Task:
Please write the listing below out again exactly, leaving every picture behind.
::: Data lines
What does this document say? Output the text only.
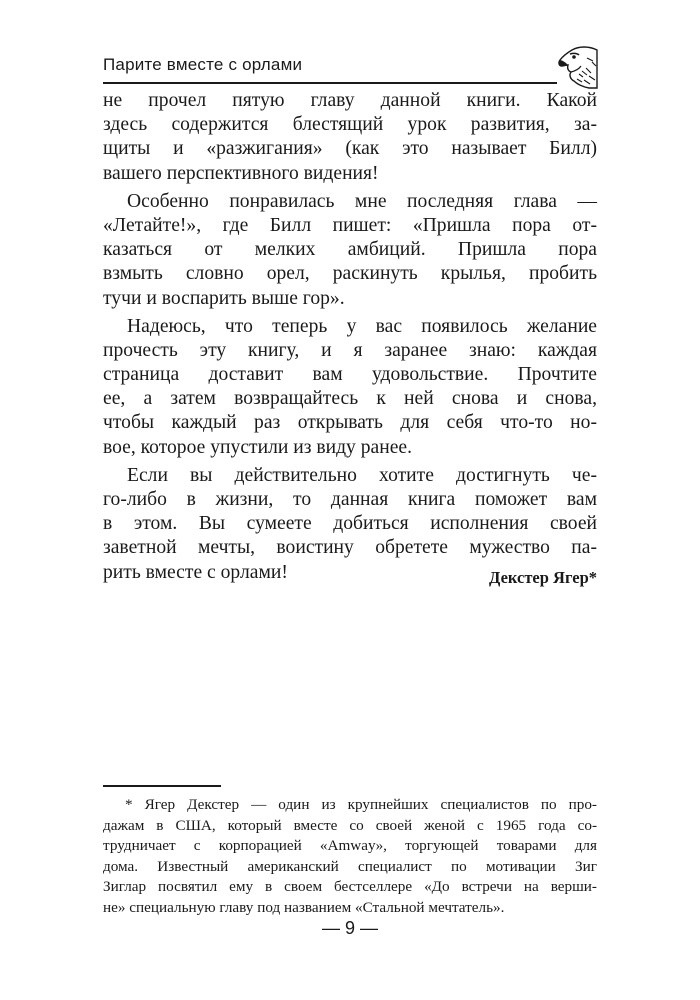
Парите вместе с орлами
не прочел пятую главу данной книги. Какой
здесь содержится блестящий урок развития, за-
щиты и «разжигания» (как это называет Билл)
вашего перспективного видения!
Особенно понравилась мне последняя глава —
«Летайте!», где Билл пишет: «Пришла пора от-
казаться от мелких амбиций. Пришла пора
взмыть словно орел, раскинуть крылья, пробить
тучи и воспарить выше гор».
Надеюсь, что теперь у вас появилось желание
прочесть эту книгу, и я заранее знаю: каждая
страница доставит вам удовольствие. Прочтите
ее, а затем возвращайтесь к ней снова и снова,
чтобы каждый раз открывать для себя что-то но-
вое, которое упустили из виду ранее.
Если вы действительно хотите достигнуть че-
го-либо в жизни, то данная книга поможет вам
в этом. Вы сумеете добиться исполнения своей
заветной мечты, воистину обретете мужество па-
рить вместе с орлами!	Декстер Ягер*
* Ягер Декстер — один из крупнейших специалистов по про-
дажам в США, который вместе со своей женой с 1965 года со-
трудничает с корпорацией «Amway», торгующей товарами для
дома. Известный американский специалист по мотивации Зиг
Зиглар посвятил ему в своем бестселлере «До встречи на верши-
не» специальную главу под названием «Стальной мечтатель».
— 9 —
::::::
Solution to this problem:
What does this document say? Output the text only.
Парите вместе с орлами
не прочел пятую главу данной книги. Какой
здесь содержится блестящий урок развития, за-
щиты и «разжигания» (как это называет Билл)
вашего перспективного видения!
Особенно понравилась мне последняя глава —
«Летайте!», где Билл пишет: «Пришла пора от-
казаться от мелких амбиций. Пришла пора
взмыть словно орел, раскинуть крылья, пробить
тучи и воспарить выше гор».
Надеюсь, что теперь у вас появилось желание
прочесть эту книгу, и я заранее знаю: каждая
страница доставит вам удовольствие. Прочтите
ее, а затем возвращайтесь к ней снова и снова,
чтобы каждый раз открывать для себя что-то но-
вое, которое упустили из виду ранее.
Если вы действительно хотите достигнуть че-
го-либо в жизни, то данная книга поможет вам
в этом. Вы сумеете добиться исполнения своей
заветной мечты, воистину обретете мужество па-
рить вместе с орлами!	Декстер Ягер*
* Ягер Декстер — один из крупнейших специалистов по про-
дажам в США, который вместе со своей женой с 1965 года со-
трудничает с корпорацией «Amway», торгующей товарами для
дома. Известный американский специалист по мотивации Зиг
Зиглар посвятил ему в своем бестселлере «До встречи на верши-
не» специальную главу под названием «Стальной мечтатель».
— 9 —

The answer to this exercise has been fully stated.